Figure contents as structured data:
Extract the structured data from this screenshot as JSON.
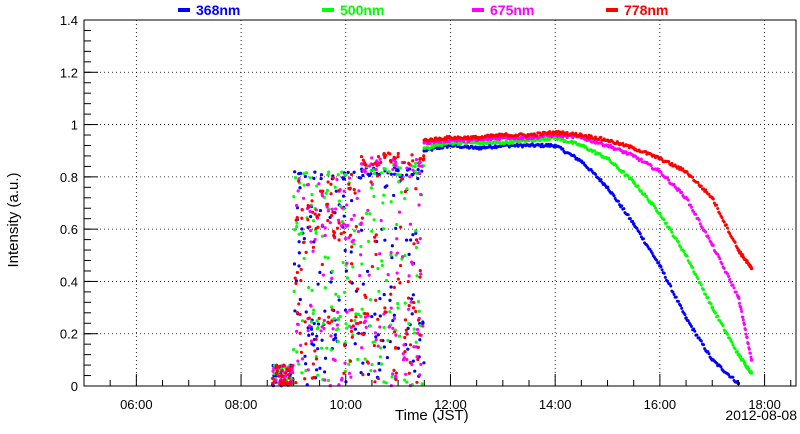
{
  "chart_data": {
    "type": "scatter",
    "title": "",
    "xlabel": "Time (JST)",
    "ylabel": "Intensity (a.u.)",
    "date_label": "2012-08-08",
    "xlim_hours": [
      5.0,
      18.6
    ],
    "ylim": [
      0,
      1.4
    ],
    "x_ticks": [
      "06:00",
      "08:00",
      "10:00",
      "12:00",
      "14:00",
      "16:00",
      "18:00"
    ],
    "x_tick_hours": [
      6,
      8,
      10,
      12,
      14,
      16,
      18
    ],
    "y_ticks": [
      "0",
      "0.2",
      "0.4",
      "0.6",
      "0.8",
      "1",
      "1.2",
      "1.4"
    ],
    "y_tick_values": [
      0,
      0.2,
      0.4,
      0.6,
      0.8,
      1.0,
      1.2,
      1.4
    ],
    "grid": true,
    "legend_position": "top",
    "series": [
      {
        "name": "368nm",
        "color": "#0000ff",
        "x": [
          "11:30",
          "12:00",
          "12:30",
          "13:00",
          "13:30",
          "14:00",
          "14:30",
          "15:00",
          "15:30",
          "16:00",
          "16:30",
          "17:00",
          "17:30"
        ],
        "y": [
          0.9,
          0.92,
          0.91,
          0.92,
          0.92,
          0.92,
          0.86,
          0.76,
          0.62,
          0.46,
          0.26,
          0.1,
          0.01
        ]
      },
      {
        "name": "500nm",
        "color": "#00ff00",
        "x": [
          "11:30",
          "12:00",
          "12:30",
          "13:00",
          "13:30",
          "14:00",
          "14:30",
          "15:00",
          "15:30",
          "16:00",
          "16:30",
          "17:00",
          "17:30",
          "17:45"
        ],
        "y": [
          0.91,
          0.93,
          0.93,
          0.93,
          0.94,
          0.95,
          0.92,
          0.87,
          0.78,
          0.66,
          0.5,
          0.3,
          0.12,
          0.05
        ]
      },
      {
        "name": "675nm",
        "color": "#ff00ff",
        "x": [
          "11:30",
          "12:00",
          "12:30",
          "13:00",
          "13:30",
          "14:00",
          "14:30",
          "15:00",
          "15:30",
          "16:00",
          "16:30",
          "17:00",
          "17:30",
          "17:45"
        ],
        "y": [
          0.93,
          0.94,
          0.94,
          0.95,
          0.95,
          0.96,
          0.95,
          0.92,
          0.88,
          0.82,
          0.72,
          0.54,
          0.34,
          0.1
        ]
      },
      {
        "name": "778nm",
        "color": "#ff0000",
        "x": [
          "11:30",
          "12:00",
          "12:30",
          "13:00",
          "13:30",
          "14:00",
          "14:30",
          "15:00",
          "15:30",
          "16:00",
          "16:30",
          "17:00",
          "17:30",
          "17:45"
        ],
        "y": [
          0.94,
          0.95,
          0.95,
          0.96,
          0.96,
          0.97,
          0.96,
          0.94,
          0.91,
          0.87,
          0.82,
          0.72,
          0.52,
          0.45
        ]
      }
    ]
  }
}
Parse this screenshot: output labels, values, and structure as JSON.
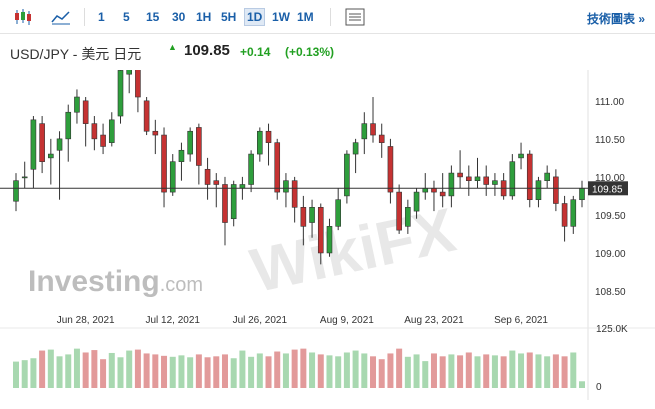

GOAL:
Repeat all of the entries word for word, but omit the pictures.

RESULT OF THIS TASK:
Extract the structured data from this screenshot as JSON.
{
  "chart_data": {
    "type": "scatter",
    "title": "",
    "xlabel": "Time (JST)",
    "ylabel": "Intensity (a.u.)",
    "date_label": "2012-08-08",
    "xlim_hours": [
      5.0,
      18.6
    ],
    "ylim": [
      0,
      1.4
    ],
    "x_ticks": [
      "06:00",
      "08:00",
      "10:00",
      "12:00",
      "14:00",
      "16:00",
      "18:00"
    ],
    "x_tick_hours": [
      6,
      8,
      10,
      12,
      14,
      16,
      18
    ],
    "y_ticks": [
      "0",
      "0.2",
      "0.4",
      "0.6",
      "0.8",
      "1",
      "1.2",
      "1.4"
    ],
    "y_tick_values": [
      0,
      0.2,
      0.4,
      0.6,
      0.8,
      1.0,
      1.2,
      1.4
    ],
    "grid": true,
    "legend_position": "top",
    "series": [
      {
        "name": "368nm",
        "color": "#0000ff",
        "x": [
          "11:30",
          "12:00",
          "12:30",
          "13:00",
          "13:30",
          "14:00",
          "14:30",
          "15:00",
          "15:30",
          "16:00",
          "16:30",
          "17:00",
          "17:30"
        ],
        "y": [
          0.9,
          0.92,
          0.91,
          0.92,
          0.92,
          0.92,
          0.86,
          0.76,
          0.62,
          0.46,
          0.26,
          0.1,
          0.01
        ]
      },
      {
        "name": "500nm",
        "color": "#00ff00",
        "x": [
          "11:30",
          "12:00",
          "12:30",
          "13:00",
          "13:30",
          "14:00",
          "14:30",
          "15:00",
          "15:30",
          "16:00",
          "16:30",
          "17:00",
          "17:30",
          "17:45"
        ],
        "y": [
          0.91,
          0.93,
          0.93,
          0.93,
          0.94,
          0.95,
          0.92,
          0.87,
          0.78,
          0.66,
          0.5,
          0.3,
          0.12,
          0.05
        ]
      },
      {
        "name": "675nm",
        "color": "#ff00ff",
        "x": [
          "11:30",
          "12:00",
          "12:30",
          "13:00",
          "13:30",
          "14:00",
          "14:30",
          "15:00",
          "15:30",
          "16:00",
          "16:30",
          "17:00",
          "17:30",
          "17:45"
        ],
        "y": [
          0.93,
          0.94,
          0.94,
          0.95,
          0.95,
          0.96,
          0.95,
          0.92,
          0.88,
          0.82,
          0.72,
          0.54,
          0.34,
          0.1
        ]
      },
      {
        "name": "778nm",
        "color": "#ff0000",
        "x": [
          "11:30",
          "12:00",
          "12:30",
          "13:00",
          "13:30",
          "14:00",
          "14:30",
          "15:00",
          "15:30",
          "16:00",
          "16:30",
          "17:00",
          "17:30",
          "17:45"
        ],
        "y": [
          0.94,
          0.95,
          0.95,
          0.96,
          0.96,
          0.97,
          0.96,
          0.94,
          0.91,
          0.87,
          0.82,
          0.72,
          0.52,
          0.45
        ]
      }
    ]
  }
}
Parse this screenshot: output labels, values, and structure as JSON.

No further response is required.